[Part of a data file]
☆ ☆ ☆ ☆
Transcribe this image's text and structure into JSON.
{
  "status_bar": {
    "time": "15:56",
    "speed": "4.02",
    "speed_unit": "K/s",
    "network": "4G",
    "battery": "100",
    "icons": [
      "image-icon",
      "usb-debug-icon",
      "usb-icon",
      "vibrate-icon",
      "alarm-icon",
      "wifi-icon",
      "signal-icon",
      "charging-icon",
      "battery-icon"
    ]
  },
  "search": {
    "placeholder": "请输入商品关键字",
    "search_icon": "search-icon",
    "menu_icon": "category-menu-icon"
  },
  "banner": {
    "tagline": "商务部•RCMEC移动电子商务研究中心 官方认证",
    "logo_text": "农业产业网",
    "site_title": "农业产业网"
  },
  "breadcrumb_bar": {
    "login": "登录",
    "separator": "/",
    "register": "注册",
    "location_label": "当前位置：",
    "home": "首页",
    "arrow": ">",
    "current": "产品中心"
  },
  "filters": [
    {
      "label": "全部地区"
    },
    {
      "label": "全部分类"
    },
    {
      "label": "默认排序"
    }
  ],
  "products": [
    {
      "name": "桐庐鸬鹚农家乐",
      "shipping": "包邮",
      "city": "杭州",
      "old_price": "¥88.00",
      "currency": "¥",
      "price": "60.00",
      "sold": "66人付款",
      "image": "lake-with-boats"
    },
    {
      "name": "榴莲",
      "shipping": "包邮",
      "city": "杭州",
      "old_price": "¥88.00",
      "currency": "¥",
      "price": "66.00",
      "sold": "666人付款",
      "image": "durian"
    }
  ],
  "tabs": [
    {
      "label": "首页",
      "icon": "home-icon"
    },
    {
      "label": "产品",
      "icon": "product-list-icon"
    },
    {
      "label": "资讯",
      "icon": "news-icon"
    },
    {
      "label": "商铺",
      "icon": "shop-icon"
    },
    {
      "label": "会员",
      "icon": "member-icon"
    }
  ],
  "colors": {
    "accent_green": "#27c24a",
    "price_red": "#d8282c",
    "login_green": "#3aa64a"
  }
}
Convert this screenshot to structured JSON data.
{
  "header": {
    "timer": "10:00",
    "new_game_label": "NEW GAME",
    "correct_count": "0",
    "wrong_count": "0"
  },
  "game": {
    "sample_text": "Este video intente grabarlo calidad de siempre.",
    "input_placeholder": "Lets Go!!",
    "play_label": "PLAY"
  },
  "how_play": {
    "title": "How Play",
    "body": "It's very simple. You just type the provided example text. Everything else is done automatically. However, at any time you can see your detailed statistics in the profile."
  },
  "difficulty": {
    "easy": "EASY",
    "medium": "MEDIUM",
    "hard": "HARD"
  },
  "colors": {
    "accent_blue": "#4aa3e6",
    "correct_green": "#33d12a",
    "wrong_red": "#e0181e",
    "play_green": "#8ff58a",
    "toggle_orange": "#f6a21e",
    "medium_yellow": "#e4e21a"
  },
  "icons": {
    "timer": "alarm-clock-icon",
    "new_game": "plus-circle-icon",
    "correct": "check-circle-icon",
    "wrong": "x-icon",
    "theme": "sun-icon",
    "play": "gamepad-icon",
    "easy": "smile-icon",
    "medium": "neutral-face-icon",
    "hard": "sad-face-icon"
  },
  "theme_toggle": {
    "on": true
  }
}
☆ ☆ ☆ ☆
Task to carry out: Your task is to quote all of the data word for word.

The answer:
Transcribe this image's text and structure into JSON.
{
  "status_bar": {
    "time": "15:56",
    "speed": "4.02",
    "speed_unit": "K/s",
    "network": "4G",
    "battery": "100",
    "icons": [
      "image-icon",
      "usb-debug-icon",
      "usb-icon",
      "vibrate-icon",
      "alarm-icon",
      "wifi-icon",
      "signal-icon",
      "charging-icon",
      "battery-icon"
    ]
  },
  "search": {
    "placeholder": "请输入商品关键字",
    "search_icon": "search-icon",
    "menu_icon": "category-menu-icon"
  },
  "banner": {
    "tagline": "商务部•RCMEC移动电子商务研究中心 官方认证",
    "logo_text": "农业产业网",
    "site_title": "农业产业网"
  },
  "breadcrumb_bar": {
    "login": "登录",
    "separator": "/",
    "register": "注册",
    "location_label": "当前位置：",
    "home": "首页",
    "arrow": ">",
    "current": "产品中心"
  },
  "filters": [
    {
      "label": "全部地区"
    },
    {
      "label": "全部分类"
    },
    {
      "label": "默认排序"
    }
  ],
  "products": [
    {
      "name": "桐庐鸬鹚农家乐",
      "shipping": "包邮",
      "city": "杭州",
      "old_price": "¥88.00",
      "currency": "¥",
      "price": "60.00",
      "sold": "66人付款",
      "image": "lake-with-boats"
    },
    {
      "name": "榴莲",
      "shipping": "包邮",
      "city": "杭州",
      "old_price": "¥88.00",
      "currency": "¥",
      "price": "66.00",
      "sold": "666人付款",
      "image": "durian"
    }
  ],
  "tabs": [
    {
      "label": "首页",
      "icon": "home-icon"
    },
    {
      "label": "产品",
      "icon": "product-list-icon"
    },
    {
      "label": "资讯",
      "icon": "news-icon"
    },
    {
      "label": "商铺",
      "icon": "shop-icon"
    },
    {
      "label": "会员",
      "icon": "member-icon"
    }
  ],
  "colors": {
    "accent_green": "#27c24a",
    "price_red": "#d8282c",
    "login_green": "#3aa64a"
  }
}
Convert this screenshot to structured JSON data.
{
  "header": {
    "timer": "10:00",
    "new_game_label": "NEW GAME",
    "correct_count": "0",
    "wrong_count": "0"
  },
  "game": {
    "sample_text": "Este video intente grabarlo calidad de siempre.",
    "input_placeholder": "Lets Go!!",
    "play_label": "PLAY"
  },
  "how_play": {
    "title": "How Play",
    "body": "It's very simple. You just type the provided example text. Everything else is done automatically. However, at any time you can see your detailed statistics in the profile."
  },
  "difficulty": {
    "easy": "EASY",
    "medium": "MEDIUM",
    "hard": "HARD"
  },
  "colors": {
    "accent_blue": "#4aa3e6",
    "correct_green": "#33d12a",
    "wrong_red": "#e0181e",
    "play_green": "#8ff58a",
    "toggle_orange": "#f6a21e",
    "medium_yellow": "#e4e21a"
  },
  "icons": {
    "timer": "alarm-clock-icon",
    "new_game": "plus-circle-icon",
    "correct": "check-circle-icon",
    "wrong": "x-icon",
    "theme": "sun-icon",
    "play": "gamepad-icon",
    "easy": "smile-icon",
    "medium": "neutral-face-icon",
    "hard": "sad-face-icon"
  },
  "theme_toggle": {
    "on": true
  }
}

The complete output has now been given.